Exercise directions: Output every entry exactly as written.

** start **

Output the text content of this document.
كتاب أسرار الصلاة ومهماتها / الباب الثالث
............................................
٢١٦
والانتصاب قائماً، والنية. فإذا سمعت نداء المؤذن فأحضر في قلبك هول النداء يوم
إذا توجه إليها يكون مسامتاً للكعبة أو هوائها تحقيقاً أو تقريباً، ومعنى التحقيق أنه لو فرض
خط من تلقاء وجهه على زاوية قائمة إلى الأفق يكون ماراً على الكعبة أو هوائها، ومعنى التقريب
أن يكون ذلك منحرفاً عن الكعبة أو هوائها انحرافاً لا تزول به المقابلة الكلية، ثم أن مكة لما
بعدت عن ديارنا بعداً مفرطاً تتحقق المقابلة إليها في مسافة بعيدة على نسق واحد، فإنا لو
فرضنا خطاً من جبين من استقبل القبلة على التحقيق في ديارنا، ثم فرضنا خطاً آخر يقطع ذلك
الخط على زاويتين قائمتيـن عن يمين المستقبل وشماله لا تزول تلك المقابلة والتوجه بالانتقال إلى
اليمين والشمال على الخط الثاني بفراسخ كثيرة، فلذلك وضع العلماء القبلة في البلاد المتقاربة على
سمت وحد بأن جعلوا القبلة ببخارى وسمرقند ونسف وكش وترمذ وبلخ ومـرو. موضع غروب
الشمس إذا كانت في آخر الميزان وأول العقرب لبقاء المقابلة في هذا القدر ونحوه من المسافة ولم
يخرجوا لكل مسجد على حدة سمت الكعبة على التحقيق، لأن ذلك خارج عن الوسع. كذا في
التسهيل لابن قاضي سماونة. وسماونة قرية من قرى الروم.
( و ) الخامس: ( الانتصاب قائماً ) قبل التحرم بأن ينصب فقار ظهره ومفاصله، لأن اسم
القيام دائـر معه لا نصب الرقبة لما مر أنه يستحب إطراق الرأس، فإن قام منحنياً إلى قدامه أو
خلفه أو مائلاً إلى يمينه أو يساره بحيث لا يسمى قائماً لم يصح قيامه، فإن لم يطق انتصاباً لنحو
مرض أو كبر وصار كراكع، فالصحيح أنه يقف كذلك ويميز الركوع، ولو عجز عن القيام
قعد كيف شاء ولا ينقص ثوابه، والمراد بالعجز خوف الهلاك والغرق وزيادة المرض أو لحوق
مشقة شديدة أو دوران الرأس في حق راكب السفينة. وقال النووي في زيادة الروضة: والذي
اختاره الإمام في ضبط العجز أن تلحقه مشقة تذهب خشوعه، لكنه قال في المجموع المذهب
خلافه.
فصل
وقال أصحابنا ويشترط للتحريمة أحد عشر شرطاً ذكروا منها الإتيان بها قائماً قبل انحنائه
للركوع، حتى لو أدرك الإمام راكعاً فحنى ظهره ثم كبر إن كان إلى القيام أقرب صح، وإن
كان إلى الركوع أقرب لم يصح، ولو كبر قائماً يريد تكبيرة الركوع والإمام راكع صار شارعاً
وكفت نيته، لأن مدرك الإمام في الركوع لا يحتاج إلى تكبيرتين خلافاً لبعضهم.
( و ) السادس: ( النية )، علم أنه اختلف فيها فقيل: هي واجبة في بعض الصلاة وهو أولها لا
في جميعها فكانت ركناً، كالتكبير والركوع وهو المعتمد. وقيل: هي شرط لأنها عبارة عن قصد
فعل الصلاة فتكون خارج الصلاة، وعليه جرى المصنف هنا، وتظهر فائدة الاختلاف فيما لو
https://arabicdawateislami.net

** end **

Result of this task:
Output the text content of this document.
كتاب أسرار الصلاة ومهماتها / الباب الثالث
............................................
٢١٦
والانتصاب قائماً، والنية. فإذا سمعت نداء المؤذن فأحضر في قلبك هول النداء يوم
إذا توجه إليها يكون مسامتاً للكعبة أو هوائها تحقيقاً أو تقريباً، ومعنى التحقيق أنه لو فرض
خط من تلقاء وجهه على زاوية قائمة إلى الأفق يكون ماراً على الكعبة أو هوائها، ومعنى التقريب
أن يكون ذلك منحرفاً عن الكعبة أو هوائها انحرافاً لا تزول به المقابلة الكلية، ثم أن مكة لما
بعدت عن ديارنا بعداً مفرطاً تتحقق المقابلة إليها في مسافة بعيدة على نسق واحد، فإنا لو
فرضنا خطاً من جبين من استقبل القبلة على التحقيق في ديارنا، ثم فرضنا خطاً آخر يقطع ذلك
الخط على زاويتين قائمتيـن عن يمين المستقبل وشماله لا تزول تلك المقابلة والتوجه بالانتقال إلى
اليمين والشمال على الخط الثاني بفراسخ كثيرة، فلذلك وضع العلماء القبلة في البلاد المتقاربة على
سمت وحد بأن جعلوا القبلة ببخارى وسمرقند ونسف وكش وترمذ وبلخ ومـرو. موضع غروب
الشمس إذا كانت في آخر الميزان وأول العقرب لبقاء المقابلة في هذا القدر ونحوه من المسافة ولم
يخرجوا لكل مسجد على حدة سمت الكعبة على التحقيق، لأن ذلك خارج عن الوسع. كذا في
التسهيل لابن قاضي سماونة. وسماونة قرية من قرى الروم.
( و ) الخامس: ( الانتصاب قائماً ) قبل التحرم بأن ينصب فقار ظهره ومفاصله، لأن اسم
القيام دائـر معه لا نصب الرقبة لما مر أنه يستحب إطراق الرأس، فإن قام منحنياً إلى قدامه أو
خلفه أو مائلاً إلى يمينه أو يساره بحيث لا يسمى قائماً لم يصح قيامه، فإن لم يطق انتصاباً لنحو
مرض أو كبر وصار كراكع، فالصحيح أنه يقف كذلك ويميز الركوع، ولو عجز عن القيام
قعد كيف شاء ولا ينقص ثوابه، والمراد بالعجز خوف الهلاك والغرق وزيادة المرض أو لحوق
مشقة شديدة أو دوران الرأس في حق راكب السفينة. وقال النووي في زيادة الروضة: والذي
اختاره الإمام في ضبط العجز أن تلحقه مشقة تذهب خشوعه، لكنه قال في المجموع المذهب
خلافه.
فصل
وقال أصحابنا ويشترط للتحريمة أحد عشر شرطاً ذكروا منها الإتيان بها قائماً قبل انحنائه
للركوع، حتى لو أدرك الإمام راكعاً فحنى ظهره ثم كبر إن كان إلى القيام أقرب صح، وإن
كان إلى الركوع أقرب لم يصح، ولو كبر قائماً يريد تكبيرة الركوع والإمام راكع صار شارعاً
وكفت نيته، لأن مدرك الإمام في الركوع لا يحتاج إلى تكبيرتين خلافاً لبعضهم.
( و ) السادس: ( النية )، علم أنه اختلف فيها فقيل: هي واجبة في بعض الصلاة وهو أولها لا
في جميعها فكانت ركناً، كالتكبير والركوع وهو المعتمد. وقيل: هي شرط لأنها عبارة عن قصد
فعل الصلاة فتكون خارج الصلاة، وعليه جرى المصنف هنا، وتظهر فائدة الاختلاف فيما لو
https://arabicdawateislami.net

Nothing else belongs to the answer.